» **Given problem**
Give the records back in full, exactly as they read.

» **Data excerpts**
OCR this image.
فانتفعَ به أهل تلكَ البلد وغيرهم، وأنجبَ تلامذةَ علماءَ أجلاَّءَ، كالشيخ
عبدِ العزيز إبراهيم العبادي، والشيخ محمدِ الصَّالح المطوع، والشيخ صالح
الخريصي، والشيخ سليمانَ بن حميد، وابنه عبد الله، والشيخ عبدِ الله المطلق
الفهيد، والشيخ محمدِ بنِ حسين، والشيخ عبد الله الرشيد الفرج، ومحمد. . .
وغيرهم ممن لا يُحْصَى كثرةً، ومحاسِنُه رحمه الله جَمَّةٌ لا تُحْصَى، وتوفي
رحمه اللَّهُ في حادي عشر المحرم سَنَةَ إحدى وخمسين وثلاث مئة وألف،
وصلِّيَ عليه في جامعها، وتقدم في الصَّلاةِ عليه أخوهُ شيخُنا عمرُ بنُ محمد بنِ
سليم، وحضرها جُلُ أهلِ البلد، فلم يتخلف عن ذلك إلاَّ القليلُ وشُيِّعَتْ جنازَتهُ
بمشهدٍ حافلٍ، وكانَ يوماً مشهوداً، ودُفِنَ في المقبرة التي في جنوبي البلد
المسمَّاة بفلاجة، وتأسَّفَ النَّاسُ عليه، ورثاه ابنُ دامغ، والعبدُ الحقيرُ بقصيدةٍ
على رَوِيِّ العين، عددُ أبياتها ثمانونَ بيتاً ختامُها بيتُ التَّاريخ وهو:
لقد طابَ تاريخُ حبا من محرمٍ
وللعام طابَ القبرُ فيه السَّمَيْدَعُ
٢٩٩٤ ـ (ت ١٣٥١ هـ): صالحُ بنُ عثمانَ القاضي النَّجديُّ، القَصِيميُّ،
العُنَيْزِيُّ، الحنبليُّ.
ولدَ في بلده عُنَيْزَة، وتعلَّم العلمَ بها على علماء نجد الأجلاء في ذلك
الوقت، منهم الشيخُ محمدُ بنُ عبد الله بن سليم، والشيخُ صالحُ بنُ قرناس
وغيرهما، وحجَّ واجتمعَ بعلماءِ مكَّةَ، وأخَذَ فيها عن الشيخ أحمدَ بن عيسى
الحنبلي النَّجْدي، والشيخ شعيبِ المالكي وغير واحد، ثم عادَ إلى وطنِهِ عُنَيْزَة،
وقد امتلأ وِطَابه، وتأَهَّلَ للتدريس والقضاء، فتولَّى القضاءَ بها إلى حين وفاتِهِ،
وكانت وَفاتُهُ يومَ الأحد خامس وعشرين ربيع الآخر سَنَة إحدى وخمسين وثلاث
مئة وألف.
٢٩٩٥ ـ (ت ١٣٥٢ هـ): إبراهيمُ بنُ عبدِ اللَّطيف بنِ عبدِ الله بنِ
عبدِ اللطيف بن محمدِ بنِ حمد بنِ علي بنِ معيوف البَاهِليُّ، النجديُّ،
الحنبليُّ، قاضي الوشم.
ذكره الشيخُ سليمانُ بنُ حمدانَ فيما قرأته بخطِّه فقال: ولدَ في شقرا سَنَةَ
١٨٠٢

» **Final result**
OCR this image.
فانتفعَ به أهل تلكَ البلد وغيرهم، وأنجبَ تلامذةَ علماءَ أجلاَّءَ، كالشيخ
عبدِ العزيز إبراهيم العبادي، والشيخ محمدِ الصَّالح المطوع، والشيخ صالح
الخريصي، والشيخ سليمانَ بن حميد، وابنه عبد الله، والشيخ عبدِ الله المطلق
الفهيد، والشيخ محمدِ بنِ حسين، والشيخ عبد الله الرشيد الفرج، ومحمد. . .
وغيرهم ممن لا يُحْصَى كثرةً، ومحاسِنُه رحمه الله جَمَّةٌ لا تُحْصَى، وتوفي
رحمه اللَّهُ في حادي عشر المحرم سَنَةَ إحدى وخمسين وثلاث مئة وألف،
وصلِّيَ عليه في جامعها، وتقدم في الصَّلاةِ عليه أخوهُ شيخُنا عمرُ بنُ محمد بنِ
سليم، وحضرها جُلُ أهلِ البلد، فلم يتخلف عن ذلك إلاَّ القليلُ وشُيِّعَتْ جنازَتهُ
بمشهدٍ حافلٍ، وكانَ يوماً مشهوداً، ودُفِنَ في المقبرة التي في جنوبي البلد
المسمَّاة بفلاجة، وتأسَّفَ النَّاسُ عليه، ورثاه ابنُ دامغ، والعبدُ الحقيرُ بقصيدةٍ
على رَوِيِّ العين، عددُ أبياتها ثمانونَ بيتاً ختامُها بيتُ التَّاريخ وهو:
لقد طابَ تاريخُ حبا من محرمٍ
وللعام طابَ القبرُ فيه السَّمَيْدَعُ
٢٩٩٤ ـ (ت ١٣٥١ هـ): صالحُ بنُ عثمانَ القاضي النَّجديُّ، القَصِيميُّ،
العُنَيْزِيُّ، الحنبليُّ.
ولدَ في بلده عُنَيْزَة، وتعلَّم العلمَ بها على علماء نجد الأجلاء في ذلك
الوقت، منهم الشيخُ محمدُ بنُ عبد الله بن سليم، والشيخُ صالحُ بنُ قرناس
وغيرهما، وحجَّ واجتمعَ بعلماءِ مكَّةَ، وأخَذَ فيها عن الشيخ أحمدَ بن عيسى
الحنبلي النَّجْدي، والشيخ شعيبِ المالكي وغير واحد، ثم عادَ إلى وطنِهِ عُنَيْزَة،
وقد امتلأ وِطَابه، وتأَهَّلَ للتدريس والقضاء، فتولَّى القضاءَ بها إلى حين وفاتِهِ،
وكانت وَفاتُهُ يومَ الأحد خامس وعشرين ربيع الآخر سَنَة إحدى وخمسين وثلاث
مئة وألف.
٢٩٩٥ ـ (ت ١٣٥٢ هـ): إبراهيمُ بنُ عبدِ اللَّطيف بنِ عبدِ الله بنِ
عبدِ اللطيف بن محمدِ بنِ حمد بنِ علي بنِ معيوف البَاهِليُّ، النجديُّ،
الحنبليُّ، قاضي الوشم.
ذكره الشيخُ سليمانُ بنُ حمدانَ فيما قرأته بخطِّه فقال: ولدَ في شقرا سَنَةَ
١٨٠٢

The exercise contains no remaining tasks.